**Exercise brief:** Look below. Copy each line that has "West" in it.

**Material for this exercise:**

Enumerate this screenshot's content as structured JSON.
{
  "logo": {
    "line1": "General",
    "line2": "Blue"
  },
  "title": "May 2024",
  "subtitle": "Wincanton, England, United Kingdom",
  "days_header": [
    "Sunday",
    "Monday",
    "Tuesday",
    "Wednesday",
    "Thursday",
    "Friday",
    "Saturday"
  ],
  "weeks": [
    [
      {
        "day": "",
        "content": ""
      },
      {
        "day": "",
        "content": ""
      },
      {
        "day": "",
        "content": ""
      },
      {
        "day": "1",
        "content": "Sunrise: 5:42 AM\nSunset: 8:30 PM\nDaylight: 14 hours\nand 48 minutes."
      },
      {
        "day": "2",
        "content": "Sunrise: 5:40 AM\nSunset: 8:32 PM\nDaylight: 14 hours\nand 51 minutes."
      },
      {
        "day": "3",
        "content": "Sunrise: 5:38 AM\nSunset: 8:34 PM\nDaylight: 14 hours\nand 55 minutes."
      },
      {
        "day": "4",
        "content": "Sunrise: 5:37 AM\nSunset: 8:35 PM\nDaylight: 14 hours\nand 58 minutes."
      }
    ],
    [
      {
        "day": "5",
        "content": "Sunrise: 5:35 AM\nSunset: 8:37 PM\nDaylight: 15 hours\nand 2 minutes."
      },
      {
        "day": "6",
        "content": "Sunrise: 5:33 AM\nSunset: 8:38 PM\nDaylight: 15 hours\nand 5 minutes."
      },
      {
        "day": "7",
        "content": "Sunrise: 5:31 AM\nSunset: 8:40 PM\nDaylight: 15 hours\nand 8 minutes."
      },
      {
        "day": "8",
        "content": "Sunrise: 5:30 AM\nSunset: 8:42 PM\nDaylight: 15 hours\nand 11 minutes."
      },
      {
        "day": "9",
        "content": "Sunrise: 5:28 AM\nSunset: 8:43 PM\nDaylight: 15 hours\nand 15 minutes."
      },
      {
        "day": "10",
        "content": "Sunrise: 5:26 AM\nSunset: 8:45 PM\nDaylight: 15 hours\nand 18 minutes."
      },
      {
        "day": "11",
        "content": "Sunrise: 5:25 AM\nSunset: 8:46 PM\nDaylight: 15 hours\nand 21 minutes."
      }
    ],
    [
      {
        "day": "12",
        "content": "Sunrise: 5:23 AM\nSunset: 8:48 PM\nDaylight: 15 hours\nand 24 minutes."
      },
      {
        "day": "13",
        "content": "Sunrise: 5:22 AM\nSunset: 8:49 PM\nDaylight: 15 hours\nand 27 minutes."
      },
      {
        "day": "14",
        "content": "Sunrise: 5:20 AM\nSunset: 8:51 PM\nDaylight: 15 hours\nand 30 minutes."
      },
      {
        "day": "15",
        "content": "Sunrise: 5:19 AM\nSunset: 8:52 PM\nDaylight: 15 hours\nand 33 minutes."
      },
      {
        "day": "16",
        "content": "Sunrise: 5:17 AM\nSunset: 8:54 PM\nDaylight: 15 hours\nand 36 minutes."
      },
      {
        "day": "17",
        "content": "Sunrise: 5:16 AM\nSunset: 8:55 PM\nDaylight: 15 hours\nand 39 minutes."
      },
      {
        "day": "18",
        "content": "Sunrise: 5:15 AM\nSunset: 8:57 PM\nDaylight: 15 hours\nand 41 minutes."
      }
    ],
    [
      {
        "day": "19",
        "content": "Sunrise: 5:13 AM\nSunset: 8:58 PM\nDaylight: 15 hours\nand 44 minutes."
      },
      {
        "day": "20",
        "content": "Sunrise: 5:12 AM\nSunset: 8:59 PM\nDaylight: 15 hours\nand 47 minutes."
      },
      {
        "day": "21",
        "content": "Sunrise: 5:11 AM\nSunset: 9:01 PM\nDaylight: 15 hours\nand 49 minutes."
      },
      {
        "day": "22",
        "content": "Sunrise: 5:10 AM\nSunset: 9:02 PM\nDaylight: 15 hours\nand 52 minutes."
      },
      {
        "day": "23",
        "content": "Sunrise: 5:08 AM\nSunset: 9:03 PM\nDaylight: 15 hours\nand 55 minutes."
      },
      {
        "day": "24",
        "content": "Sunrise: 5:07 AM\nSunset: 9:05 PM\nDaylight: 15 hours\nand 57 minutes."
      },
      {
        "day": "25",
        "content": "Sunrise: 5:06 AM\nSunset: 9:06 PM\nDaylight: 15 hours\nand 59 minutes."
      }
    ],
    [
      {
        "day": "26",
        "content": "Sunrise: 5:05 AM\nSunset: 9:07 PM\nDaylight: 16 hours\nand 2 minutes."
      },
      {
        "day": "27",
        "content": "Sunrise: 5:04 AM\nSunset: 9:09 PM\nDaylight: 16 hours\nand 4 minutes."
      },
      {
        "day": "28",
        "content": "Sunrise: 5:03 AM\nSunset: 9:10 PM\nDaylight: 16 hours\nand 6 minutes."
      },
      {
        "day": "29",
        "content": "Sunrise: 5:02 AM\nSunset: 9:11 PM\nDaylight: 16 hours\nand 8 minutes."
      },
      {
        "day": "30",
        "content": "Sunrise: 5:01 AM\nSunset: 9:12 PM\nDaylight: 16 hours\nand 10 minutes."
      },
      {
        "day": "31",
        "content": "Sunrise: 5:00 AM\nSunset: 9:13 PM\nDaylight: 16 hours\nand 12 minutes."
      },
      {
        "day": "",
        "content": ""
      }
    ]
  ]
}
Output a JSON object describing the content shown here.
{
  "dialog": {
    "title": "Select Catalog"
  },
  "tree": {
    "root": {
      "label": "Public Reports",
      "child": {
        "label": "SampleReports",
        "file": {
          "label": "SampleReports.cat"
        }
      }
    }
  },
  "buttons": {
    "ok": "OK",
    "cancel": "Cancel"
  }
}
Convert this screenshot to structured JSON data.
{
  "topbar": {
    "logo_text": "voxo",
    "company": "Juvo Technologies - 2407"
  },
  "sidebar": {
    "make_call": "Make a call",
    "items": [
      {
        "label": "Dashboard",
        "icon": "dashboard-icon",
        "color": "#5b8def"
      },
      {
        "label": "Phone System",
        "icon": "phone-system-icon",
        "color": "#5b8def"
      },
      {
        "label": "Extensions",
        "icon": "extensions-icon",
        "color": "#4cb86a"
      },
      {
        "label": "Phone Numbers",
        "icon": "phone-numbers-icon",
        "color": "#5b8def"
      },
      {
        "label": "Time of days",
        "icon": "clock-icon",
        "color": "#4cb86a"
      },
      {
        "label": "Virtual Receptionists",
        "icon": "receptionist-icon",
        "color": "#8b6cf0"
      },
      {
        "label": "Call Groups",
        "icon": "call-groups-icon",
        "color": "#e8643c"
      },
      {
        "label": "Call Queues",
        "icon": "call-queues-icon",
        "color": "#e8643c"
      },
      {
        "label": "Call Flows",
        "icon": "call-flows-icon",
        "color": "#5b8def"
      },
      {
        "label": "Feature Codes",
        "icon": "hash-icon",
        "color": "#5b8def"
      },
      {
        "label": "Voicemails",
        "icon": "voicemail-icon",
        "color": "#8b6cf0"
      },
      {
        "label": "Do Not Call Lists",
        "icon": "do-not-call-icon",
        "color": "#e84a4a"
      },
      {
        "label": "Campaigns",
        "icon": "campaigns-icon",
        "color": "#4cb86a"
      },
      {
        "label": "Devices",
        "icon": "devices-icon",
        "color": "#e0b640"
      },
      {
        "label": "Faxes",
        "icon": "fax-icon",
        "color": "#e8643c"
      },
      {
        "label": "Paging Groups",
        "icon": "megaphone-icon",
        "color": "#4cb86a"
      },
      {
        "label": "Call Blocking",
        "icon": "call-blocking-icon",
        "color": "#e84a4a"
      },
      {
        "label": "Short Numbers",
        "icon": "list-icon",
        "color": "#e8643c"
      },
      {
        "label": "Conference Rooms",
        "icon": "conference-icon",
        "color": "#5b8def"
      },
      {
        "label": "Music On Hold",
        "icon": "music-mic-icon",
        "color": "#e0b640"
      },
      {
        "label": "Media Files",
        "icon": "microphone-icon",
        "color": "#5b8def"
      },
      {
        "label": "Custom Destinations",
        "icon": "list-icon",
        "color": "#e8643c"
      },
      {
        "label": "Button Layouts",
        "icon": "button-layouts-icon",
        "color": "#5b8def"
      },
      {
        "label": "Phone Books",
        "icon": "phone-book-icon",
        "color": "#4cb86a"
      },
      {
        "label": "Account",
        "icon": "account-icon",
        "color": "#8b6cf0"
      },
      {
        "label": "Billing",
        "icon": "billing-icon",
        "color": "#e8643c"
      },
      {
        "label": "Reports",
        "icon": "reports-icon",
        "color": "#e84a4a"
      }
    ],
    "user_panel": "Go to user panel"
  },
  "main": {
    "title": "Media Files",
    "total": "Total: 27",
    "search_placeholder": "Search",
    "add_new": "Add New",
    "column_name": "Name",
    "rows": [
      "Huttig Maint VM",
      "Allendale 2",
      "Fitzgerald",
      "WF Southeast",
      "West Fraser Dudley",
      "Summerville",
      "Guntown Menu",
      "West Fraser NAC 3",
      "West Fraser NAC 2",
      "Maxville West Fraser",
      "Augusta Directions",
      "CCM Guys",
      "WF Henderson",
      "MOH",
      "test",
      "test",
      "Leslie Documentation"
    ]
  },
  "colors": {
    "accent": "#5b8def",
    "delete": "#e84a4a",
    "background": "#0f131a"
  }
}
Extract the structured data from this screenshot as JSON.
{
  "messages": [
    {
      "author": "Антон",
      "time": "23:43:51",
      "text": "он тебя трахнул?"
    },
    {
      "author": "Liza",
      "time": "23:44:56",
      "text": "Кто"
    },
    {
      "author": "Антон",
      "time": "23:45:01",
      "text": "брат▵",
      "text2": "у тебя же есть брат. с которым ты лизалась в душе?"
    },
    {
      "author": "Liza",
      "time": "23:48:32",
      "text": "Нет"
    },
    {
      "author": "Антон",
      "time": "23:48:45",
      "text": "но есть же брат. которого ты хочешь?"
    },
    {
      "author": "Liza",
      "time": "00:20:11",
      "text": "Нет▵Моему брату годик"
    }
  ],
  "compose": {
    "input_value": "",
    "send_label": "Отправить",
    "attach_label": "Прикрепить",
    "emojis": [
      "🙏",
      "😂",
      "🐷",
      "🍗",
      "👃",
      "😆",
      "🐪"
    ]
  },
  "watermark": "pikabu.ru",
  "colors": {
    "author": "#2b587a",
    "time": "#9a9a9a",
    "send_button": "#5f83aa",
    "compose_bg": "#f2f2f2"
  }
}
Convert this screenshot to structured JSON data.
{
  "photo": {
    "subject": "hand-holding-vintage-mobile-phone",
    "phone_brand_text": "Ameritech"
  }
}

**Output of the task:**
      "West Fraser Dudley",
      "West Fraser NAC 3",
      "West Fraser NAC 2",
      "Maxville West Fraser",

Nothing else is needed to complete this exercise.